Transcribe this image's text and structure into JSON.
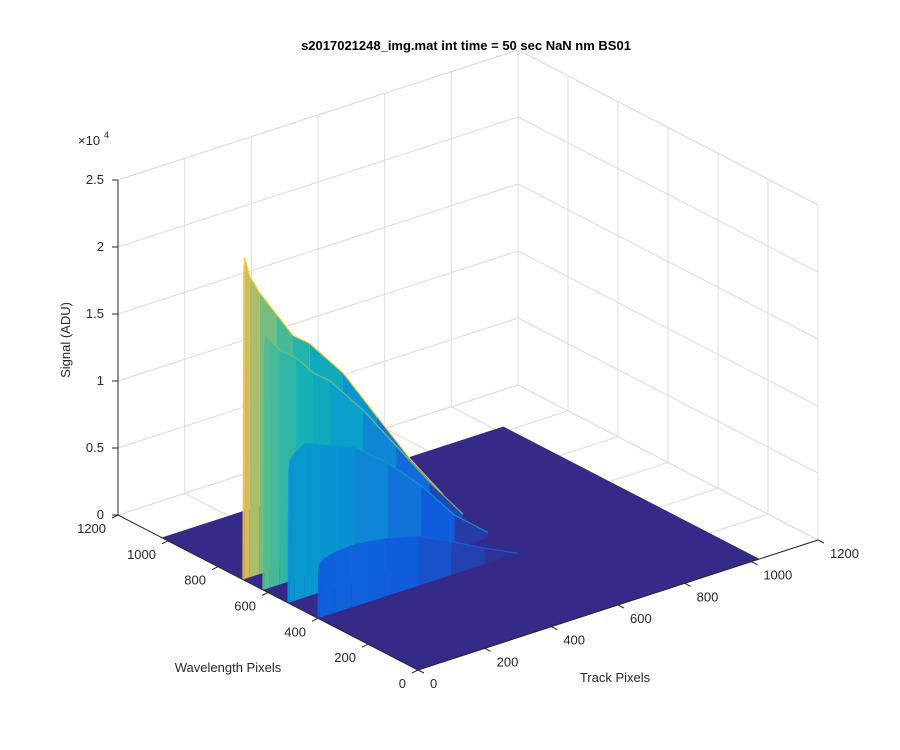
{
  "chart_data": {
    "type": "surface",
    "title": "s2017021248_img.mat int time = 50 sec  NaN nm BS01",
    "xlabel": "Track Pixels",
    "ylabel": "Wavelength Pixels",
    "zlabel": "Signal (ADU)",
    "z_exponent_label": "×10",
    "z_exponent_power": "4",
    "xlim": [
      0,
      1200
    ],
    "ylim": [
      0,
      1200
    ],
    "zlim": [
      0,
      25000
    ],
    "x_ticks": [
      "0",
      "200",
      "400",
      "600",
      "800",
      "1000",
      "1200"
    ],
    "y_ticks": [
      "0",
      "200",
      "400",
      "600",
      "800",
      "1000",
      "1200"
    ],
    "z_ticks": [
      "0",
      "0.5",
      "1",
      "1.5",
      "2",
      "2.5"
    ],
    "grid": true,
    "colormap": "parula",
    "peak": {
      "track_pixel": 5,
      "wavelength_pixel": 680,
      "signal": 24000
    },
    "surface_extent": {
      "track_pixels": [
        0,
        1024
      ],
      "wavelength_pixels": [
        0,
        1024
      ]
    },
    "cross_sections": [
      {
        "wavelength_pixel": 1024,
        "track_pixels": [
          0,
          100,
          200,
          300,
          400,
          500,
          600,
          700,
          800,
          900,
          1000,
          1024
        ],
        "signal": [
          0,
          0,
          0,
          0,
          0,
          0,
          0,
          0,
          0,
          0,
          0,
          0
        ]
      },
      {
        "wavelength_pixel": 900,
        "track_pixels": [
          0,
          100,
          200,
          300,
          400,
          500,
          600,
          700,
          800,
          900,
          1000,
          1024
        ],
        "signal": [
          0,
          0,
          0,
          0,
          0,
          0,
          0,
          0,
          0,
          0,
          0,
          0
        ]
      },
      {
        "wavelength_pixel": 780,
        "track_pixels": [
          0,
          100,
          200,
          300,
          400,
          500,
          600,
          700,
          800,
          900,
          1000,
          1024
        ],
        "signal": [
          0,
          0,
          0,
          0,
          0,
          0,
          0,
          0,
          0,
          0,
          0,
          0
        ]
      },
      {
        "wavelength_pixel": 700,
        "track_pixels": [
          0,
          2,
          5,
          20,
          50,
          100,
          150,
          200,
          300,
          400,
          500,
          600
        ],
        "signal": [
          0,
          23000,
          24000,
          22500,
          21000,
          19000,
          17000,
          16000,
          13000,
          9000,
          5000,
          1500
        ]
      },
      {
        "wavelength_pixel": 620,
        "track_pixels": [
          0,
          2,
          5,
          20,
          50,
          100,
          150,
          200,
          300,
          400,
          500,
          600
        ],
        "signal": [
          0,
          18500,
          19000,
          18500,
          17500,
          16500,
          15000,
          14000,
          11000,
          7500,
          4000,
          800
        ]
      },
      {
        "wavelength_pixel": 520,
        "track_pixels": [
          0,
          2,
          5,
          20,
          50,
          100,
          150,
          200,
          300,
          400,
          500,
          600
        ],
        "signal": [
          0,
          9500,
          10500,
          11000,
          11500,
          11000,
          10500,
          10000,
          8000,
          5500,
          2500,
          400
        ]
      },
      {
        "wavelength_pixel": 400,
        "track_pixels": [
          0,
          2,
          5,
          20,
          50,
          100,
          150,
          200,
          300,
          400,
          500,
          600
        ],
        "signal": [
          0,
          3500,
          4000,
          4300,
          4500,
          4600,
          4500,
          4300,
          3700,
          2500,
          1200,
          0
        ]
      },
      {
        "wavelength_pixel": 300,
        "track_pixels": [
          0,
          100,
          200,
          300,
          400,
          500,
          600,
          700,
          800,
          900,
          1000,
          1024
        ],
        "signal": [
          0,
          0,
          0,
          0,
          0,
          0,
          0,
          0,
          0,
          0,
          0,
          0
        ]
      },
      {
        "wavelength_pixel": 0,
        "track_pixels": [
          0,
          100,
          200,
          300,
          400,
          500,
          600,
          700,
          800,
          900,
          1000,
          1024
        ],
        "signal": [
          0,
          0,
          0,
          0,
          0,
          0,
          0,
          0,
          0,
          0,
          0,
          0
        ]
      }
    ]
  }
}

---

→ **Work to be completed**
Set the listing down in full and exactly. Pictures within it should not appear in the copy.

→ **Problem solution**
Transcribe this image's text and structure into JSON.
{
  "chart_data": {
    "type": "surface",
    "title": "s2017021248_img.mat int time = 50 sec  NaN nm BS01",
    "xlabel": "Track Pixels",
    "ylabel": "Wavelength Pixels",
    "zlabel": "Signal (ADU)",
    "z_exponent_label": "×10",
    "z_exponent_power": "4",
    "xlim": [
      0,
      1200
    ],
    "ylim": [
      0,
      1200
    ],
    "zlim": [
      0,
      25000
    ],
    "x_ticks": [
      "0",
      "200",
      "400",
      "600",
      "800",
      "1000",
      "1200"
    ],
    "y_ticks": [
      "0",
      "200",
      "400",
      "600",
      "800",
      "1000",
      "1200"
    ],
    "z_ticks": [
      "0",
      "0.5",
      "1",
      "1.5",
      "2",
      "2.5"
    ],
    "grid": true,
    "colormap": "parula",
    "peak": {
      "track_pixel": 5,
      "wavelength_pixel": 680,
      "signal": 24000
    },
    "surface_extent": {
      "track_pixels": [
        0,
        1024
      ],
      "wavelength_pixels": [
        0,
        1024
      ]
    },
    "cross_sections": [
      {
        "wavelength_pixel": 1024,
        "track_pixels": [
          0,
          100,
          200,
          300,
          400,
          500,
          600,
          700,
          800,
          900,
          1000,
          1024
        ],
        "signal": [
          0,
          0,
          0,
          0,
          0,
          0,
          0,
          0,
          0,
          0,
          0,
          0
        ]
      },
      {
        "wavelength_pixel": 900,
        "track_pixels": [
          0,
          100,
          200,
          300,
          400,
          500,
          600,
          700,
          800,
          900,
          1000,
          1024
        ],
        "signal": [
          0,
          0,
          0,
          0,
          0,
          0,
          0,
          0,
          0,
          0,
          0,
          0
        ]
      },
      {
        "wavelength_pixel": 780,
        "track_pixels": [
          0,
          100,
          200,
          300,
          400,
          500,
          600,
          700,
          800,
          900,
          1000,
          1024
        ],
        "signal": [
          0,
          0,
          0,
          0,
          0,
          0,
          0,
          0,
          0,
          0,
          0,
          0
        ]
      },
      {
        "wavelength_pixel": 700,
        "track_pixels": [
          0,
          2,
          5,
          20,
          50,
          100,
          150,
          200,
          300,
          400,
          500,
          600
        ],
        "signal": [
          0,
          23000,
          24000,
          22500,
          21000,
          19000,
          17000,
          16000,
          13000,
          9000,
          5000,
          1500
        ]
      },
      {
        "wavelength_pixel": 620,
        "track_pixels": [
          0,
          2,
          5,
          20,
          50,
          100,
          150,
          200,
          300,
          400,
          500,
          600
        ],
        "signal": [
          0,
          18500,
          19000,
          18500,
          17500,
          16500,
          15000,
          14000,
          11000,
          7500,
          4000,
          800
        ]
      },
      {
        "wavelength_pixel": 520,
        "track_pixels": [
          0,
          2,
          5,
          20,
          50,
          100,
          150,
          200,
          300,
          400,
          500,
          600
        ],
        "signal": [
          0,
          9500,
          10500,
          11000,
          11500,
          11000,
          10500,
          10000,
          8000,
          5500,
          2500,
          400
        ]
      },
      {
        "wavelength_pixel": 400,
        "track_pixels": [
          0,
          2,
          5,
          20,
          50,
          100,
          150,
          200,
          300,
          400,
          500,
          600
        ],
        "signal": [
          0,
          3500,
          4000,
          4300,
          4500,
          4600,
          4500,
          4300,
          3700,
          2500,
          1200,
          0
        ]
      },
      {
        "wavelength_pixel": 300,
        "track_pixels": [
          0,
          100,
          200,
          300,
          400,
          500,
          600,
          700,
          800,
          900,
          1000,
          1024
        ],
        "signal": [
          0,
          0,
          0,
          0,
          0,
          0,
          0,
          0,
          0,
          0,
          0,
          0
        ]
      },
      {
        "wavelength_pixel": 0,
        "track_pixels": [
          0,
          100,
          200,
          300,
          400,
          500,
          600,
          700,
          800,
          900,
          1000,
          1024
        ],
        "signal": [
          0,
          0,
          0,
          0,
          0,
          0,
          0,
          0,
          0,
          0,
          0,
          0
        ]
      }
    ]
  }
}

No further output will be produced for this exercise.